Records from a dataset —
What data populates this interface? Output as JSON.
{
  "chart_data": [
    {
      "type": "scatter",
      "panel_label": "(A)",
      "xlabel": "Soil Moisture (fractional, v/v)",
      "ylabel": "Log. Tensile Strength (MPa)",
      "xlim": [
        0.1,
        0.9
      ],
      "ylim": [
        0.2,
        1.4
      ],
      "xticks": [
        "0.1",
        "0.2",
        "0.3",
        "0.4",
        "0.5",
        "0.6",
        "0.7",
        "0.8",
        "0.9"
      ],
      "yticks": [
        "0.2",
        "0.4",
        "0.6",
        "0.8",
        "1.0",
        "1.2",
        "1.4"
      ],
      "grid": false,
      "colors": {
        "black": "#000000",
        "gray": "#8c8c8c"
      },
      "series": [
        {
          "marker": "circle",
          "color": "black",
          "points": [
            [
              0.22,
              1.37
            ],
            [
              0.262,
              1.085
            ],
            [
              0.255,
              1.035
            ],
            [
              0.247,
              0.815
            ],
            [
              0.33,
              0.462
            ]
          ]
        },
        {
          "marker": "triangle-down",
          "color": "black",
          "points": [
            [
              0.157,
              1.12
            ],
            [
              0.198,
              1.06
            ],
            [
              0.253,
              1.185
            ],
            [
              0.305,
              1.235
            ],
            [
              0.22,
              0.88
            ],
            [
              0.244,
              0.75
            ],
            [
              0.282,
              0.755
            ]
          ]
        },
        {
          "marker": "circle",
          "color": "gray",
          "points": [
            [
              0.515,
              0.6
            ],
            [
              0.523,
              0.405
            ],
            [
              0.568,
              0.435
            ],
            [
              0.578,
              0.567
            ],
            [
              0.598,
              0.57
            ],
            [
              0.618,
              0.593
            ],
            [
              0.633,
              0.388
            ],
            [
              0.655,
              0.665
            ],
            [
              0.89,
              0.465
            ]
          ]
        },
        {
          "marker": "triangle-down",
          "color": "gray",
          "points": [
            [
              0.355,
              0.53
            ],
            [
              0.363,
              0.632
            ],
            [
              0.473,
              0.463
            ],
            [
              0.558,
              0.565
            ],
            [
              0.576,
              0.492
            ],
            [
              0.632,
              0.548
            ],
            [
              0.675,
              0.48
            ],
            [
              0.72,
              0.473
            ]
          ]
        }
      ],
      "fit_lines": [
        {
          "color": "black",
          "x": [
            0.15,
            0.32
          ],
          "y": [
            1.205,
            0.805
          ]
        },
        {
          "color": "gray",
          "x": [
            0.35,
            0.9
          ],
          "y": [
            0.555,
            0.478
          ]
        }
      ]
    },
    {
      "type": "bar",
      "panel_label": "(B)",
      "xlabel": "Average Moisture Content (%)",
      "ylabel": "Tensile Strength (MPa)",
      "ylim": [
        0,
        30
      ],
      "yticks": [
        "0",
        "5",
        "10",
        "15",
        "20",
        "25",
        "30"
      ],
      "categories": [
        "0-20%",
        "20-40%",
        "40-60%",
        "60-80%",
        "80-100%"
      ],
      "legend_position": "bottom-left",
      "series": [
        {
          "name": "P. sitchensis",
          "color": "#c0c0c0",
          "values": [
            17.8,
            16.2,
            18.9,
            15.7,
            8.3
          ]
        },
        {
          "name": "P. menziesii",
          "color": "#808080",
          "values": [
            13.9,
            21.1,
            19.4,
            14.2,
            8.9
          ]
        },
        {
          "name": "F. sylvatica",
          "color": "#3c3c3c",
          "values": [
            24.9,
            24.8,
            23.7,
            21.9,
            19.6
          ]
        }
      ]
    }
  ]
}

Written problem —
Every line above needs to be retyped exactly.

Output for this exercise —
What data populates this interface? Output as JSON.
{
  "chart_data": [
    {
      "type": "scatter",
      "panel_label": "(A)",
      "xlabel": "Soil Moisture (fractional, v/v)",
      "ylabel": "Log. Tensile Strength (MPa)",
      "xlim": [
        0.1,
        0.9
      ],
      "ylim": [
        0.2,
        1.4
      ],
      "xticks": [
        "0.1",
        "0.2",
        "0.3",
        "0.4",
        "0.5",
        "0.6",
        "0.7",
        "0.8",
        "0.9"
      ],
      "yticks": [
        "0.2",
        "0.4",
        "0.6",
        "0.8",
        "1.0",
        "1.2",
        "1.4"
      ],
      "grid": false,
      "colors": {
        "black": "#000000",
        "gray": "#8c8c8c"
      },
      "series": [
        {
          "marker": "circle",
          "color": "black",
          "points": [
            [
              0.22,
              1.37
            ],
            [
              0.262,
              1.085
            ],
            [
              0.255,
              1.035
            ],
            [
              0.247,
              0.815
            ],
            [
              0.33,
              0.462
            ]
          ]
        },
        {
          "marker": "triangle-down",
          "color": "black",
          "points": [
            [
              0.157,
              1.12
            ],
            [
              0.198,
              1.06
            ],
            [
              0.253,
              1.185
            ],
            [
              0.305,
              1.235
            ],
            [
              0.22,
              0.88
            ],
            [
              0.244,
              0.75
            ],
            [
              0.282,
              0.755
            ]
          ]
        },
        {
          "marker": "circle",
          "color": "gray",
          "points": [
            [
              0.515,
              0.6
            ],
            [
              0.523,
              0.405
            ],
            [
              0.568,
              0.435
            ],
            [
              0.578,
              0.567
            ],
            [
              0.598,
              0.57
            ],
            [
              0.618,
              0.593
            ],
            [
              0.633,
              0.388
            ],
            [
              0.655,
              0.665
            ],
            [
              0.89,
              0.465
            ]
          ]
        },
        {
          "marker": "triangle-down",
          "color": "gray",
          "points": [
            [
              0.355,
              0.53
            ],
            [
              0.363,
              0.632
            ],
            [
              0.473,
              0.463
            ],
            [
              0.558,
              0.565
            ],
            [
              0.576,
              0.492
            ],
            [
              0.632,
              0.548
            ],
            [
              0.675,
              0.48
            ],
            [
              0.72,
              0.473
            ]
          ]
        }
      ],
      "fit_lines": [
        {
          "color": "black",
          "x": [
            0.15,
            0.32
          ],
          "y": [
            1.205,
            0.805
          ]
        },
        {
          "color": "gray",
          "x": [
            0.35,
            0.9
          ],
          "y": [
            0.555,
            0.478
          ]
        }
      ]
    },
    {
      "type": "bar",
      "panel_label": "(B)",
      "xlabel": "Average Moisture Content (%)",
      "ylabel": "Tensile Strength (MPa)",
      "ylim": [
        0,
        30
      ],
      "yticks": [
        "0",
        "5",
        "10",
        "15",
        "20",
        "25",
        "30"
      ],
      "categories": [
        "0-20%",
        "20-40%",
        "40-60%",
        "60-80%",
        "80-100%"
      ],
      "legend_position": "bottom-left",
      "series": [
        {
          "name": "P. sitchensis",
          "color": "#c0c0c0",
          "values": [
            17.8,
            16.2,
            18.9,
            15.7,
            8.3
          ]
        },
        {
          "name": "P. menziesii",
          "color": "#808080",
          "values": [
            13.9,
            21.1,
            19.4,
            14.2,
            8.9
          ]
        },
        {
          "name": "F. sylvatica",
          "color": "#3c3c3c",
          "values": [
            24.9,
            24.8,
            23.7,
            21.9,
            19.6
          ]
        }
      ]
    }
  ]
}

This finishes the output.